Talimat a: Aşağıdaki alıntı metne göre (i) Fatma Şahin'in Büyükşehir Belediye Başkanlığı makamına resmen oturduğu, (ii) yeni yasal düzenlemeyle İl Özel İdaresi'nin güçlendirildiği ve (iii) Şahin'i kolay bir dönemin beklediği ifadelerinin her biri için evet ya da hayır deyin. Her cevabın yanına metindeki belirleyici sözleri aynen alıntılayın.

Alıntı metin:
● ● ●

Çok değil, birkaç yıl önce "Gaziantep'i bir kadın yönetecek" deseydiniz kimseyi inandıramazdınız ama önceki gün Büyükşehir Belediyesi'nde gerçekleşen devir teslim ile böyle bir önyargı tarih oldu. Gaziantep'i artık bir kadın yönetecek;
Fatma Şahin Büyükşehir Belediye Başkanlığı makamına resmen oturdu. Büyükşehir Belediyesi demek, yeni kanunla birlikte kentin tamamı demektir.
Artık Vali ne ise Büyükşehir Belediye Başkanı da o, hatta ötesi. Çünkü yeni yasal düzenlemeyle birlikte İl Özel İdaresi'nin kaldırılması Valiliğin yatırımcı yanını neredeyse ortadan kaldırdı, artık hizmetin tamamı büyükşehir belediyesinde. Hal böyle olunca koltuğun önemi artıyor, oraya oturanın bir kadın olması ise toplumsal karşılığı olarak çok daha önemli. Doğru, toplum değişiyor; artık kadınlar iş yaşamında da yerlerini alıyor ama bu öyle değil, çok daha ötesi. Önemli bölümü ya göstermelik olarak ya da sayıyı tamamlamak adına fabrikalara, şirketlere getirilen kadınların yöneticilik işine benzemez bu.
Erkek egemen toplumda, kentin/ ilin tamamını idare etmek çok daha farklı ve prestijli bir iş. İşin bu faslını geçecek olursak, Şahin'i zor bir dönem bekliyor çünkü çıta çok yükseldi, beklentiler fazla.

● ● ●

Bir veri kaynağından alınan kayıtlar
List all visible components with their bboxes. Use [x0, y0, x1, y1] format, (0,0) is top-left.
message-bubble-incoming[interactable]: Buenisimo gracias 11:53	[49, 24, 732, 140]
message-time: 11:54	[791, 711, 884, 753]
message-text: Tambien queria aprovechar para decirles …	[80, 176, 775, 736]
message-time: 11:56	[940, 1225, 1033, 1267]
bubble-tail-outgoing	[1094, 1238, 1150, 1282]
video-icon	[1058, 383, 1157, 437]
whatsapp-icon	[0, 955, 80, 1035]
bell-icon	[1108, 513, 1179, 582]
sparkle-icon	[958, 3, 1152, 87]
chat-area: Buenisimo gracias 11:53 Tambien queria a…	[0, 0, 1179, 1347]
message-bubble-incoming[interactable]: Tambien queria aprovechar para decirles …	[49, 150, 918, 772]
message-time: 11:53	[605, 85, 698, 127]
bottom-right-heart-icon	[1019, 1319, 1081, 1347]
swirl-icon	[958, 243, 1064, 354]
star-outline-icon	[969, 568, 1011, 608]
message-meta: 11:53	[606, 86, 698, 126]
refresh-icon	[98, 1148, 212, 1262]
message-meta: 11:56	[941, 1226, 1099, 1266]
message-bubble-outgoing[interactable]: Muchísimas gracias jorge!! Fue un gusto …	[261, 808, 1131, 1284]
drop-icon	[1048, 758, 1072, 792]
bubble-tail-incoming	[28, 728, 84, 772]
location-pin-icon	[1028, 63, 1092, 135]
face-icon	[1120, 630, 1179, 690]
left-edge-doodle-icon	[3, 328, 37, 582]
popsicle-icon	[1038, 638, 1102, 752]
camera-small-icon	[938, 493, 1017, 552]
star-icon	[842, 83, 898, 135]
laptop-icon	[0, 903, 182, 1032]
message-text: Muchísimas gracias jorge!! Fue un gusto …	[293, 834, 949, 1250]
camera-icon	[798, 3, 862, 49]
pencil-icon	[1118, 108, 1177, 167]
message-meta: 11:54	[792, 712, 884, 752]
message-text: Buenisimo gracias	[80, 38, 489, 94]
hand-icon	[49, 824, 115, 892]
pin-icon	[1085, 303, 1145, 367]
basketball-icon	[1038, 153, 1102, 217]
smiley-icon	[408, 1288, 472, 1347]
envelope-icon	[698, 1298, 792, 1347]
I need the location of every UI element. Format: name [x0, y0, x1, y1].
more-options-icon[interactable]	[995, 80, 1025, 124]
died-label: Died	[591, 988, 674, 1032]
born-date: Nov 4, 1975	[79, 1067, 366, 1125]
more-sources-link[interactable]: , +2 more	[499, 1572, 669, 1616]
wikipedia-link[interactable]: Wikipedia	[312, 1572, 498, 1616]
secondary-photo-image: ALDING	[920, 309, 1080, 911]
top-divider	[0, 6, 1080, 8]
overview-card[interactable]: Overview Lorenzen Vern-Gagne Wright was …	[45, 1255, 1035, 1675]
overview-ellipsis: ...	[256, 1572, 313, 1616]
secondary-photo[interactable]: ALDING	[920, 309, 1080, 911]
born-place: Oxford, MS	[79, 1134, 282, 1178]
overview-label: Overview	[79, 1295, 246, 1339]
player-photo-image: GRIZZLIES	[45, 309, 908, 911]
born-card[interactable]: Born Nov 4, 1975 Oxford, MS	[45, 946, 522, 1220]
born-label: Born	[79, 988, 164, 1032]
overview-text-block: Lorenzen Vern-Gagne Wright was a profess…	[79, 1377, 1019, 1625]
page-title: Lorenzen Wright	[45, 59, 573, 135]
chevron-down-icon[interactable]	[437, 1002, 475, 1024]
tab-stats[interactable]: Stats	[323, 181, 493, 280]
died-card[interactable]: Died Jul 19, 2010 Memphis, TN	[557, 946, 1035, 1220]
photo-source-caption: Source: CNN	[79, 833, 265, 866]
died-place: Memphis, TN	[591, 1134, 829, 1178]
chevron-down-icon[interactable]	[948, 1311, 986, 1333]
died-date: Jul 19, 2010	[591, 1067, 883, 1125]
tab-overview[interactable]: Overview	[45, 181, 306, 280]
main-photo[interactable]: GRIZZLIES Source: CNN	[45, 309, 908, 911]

● ● ●

Talimat b: Yukarıdaki kayıtların başından "1319, 1081, 1347]" içeren satıra kadar, o satır da dahil olmak üzere, satırları aynen yeniden yazın.

Doğru cevap a:
(i) Evet: "Fatma Şahin Büyükşehir Belediye Başkanlığı makamına resmen oturdu."
(ii) Hayır: "yeni yasal düzenlemeyle birlikte İl Özel İdaresi'nin kaldırılması"
(iii) Hayır: "Şahin'i zor bir dönem bekliyor çünkü çıta çok yükseldi, beklentiler fazla."

Doğru cevap b:
List all visible components with their bboxes. Use [x0, y0, x1, y1] format, (0,0) is top-left.
message-bubble-incoming[interactable]: Buenisimo gracias 11:53	[49, 24, 732, 140]
message-time: 11:54	[791, 711, 884, 753]
message-text: Tambien queria aprovechar para decirles …	[80, 176, 775, 736]
message-time: 11:56	[940, 1225, 1033, 1267]
bubble-tail-outgoing	[1094, 1238, 1150, 1282]
video-icon	[1058, 383, 1157, 437]
whatsapp-icon	[0, 955, 80, 1035]
bell-icon	[1108, 513, 1179, 582]
sparkle-icon	[958, 3, 1152, 87]
chat-area: Buenisimo gracias 11:53 Tambien queria a…	[0, 0, 1179, 1347]
message-bubble-incoming[interactable]: Tambien queria aprovechar para decirles …	[49, 150, 918, 772]
message-time: 11:53	[605, 85, 698, 127]
bottom-right-heart-icon	[1019, 1319, 1081, 1347]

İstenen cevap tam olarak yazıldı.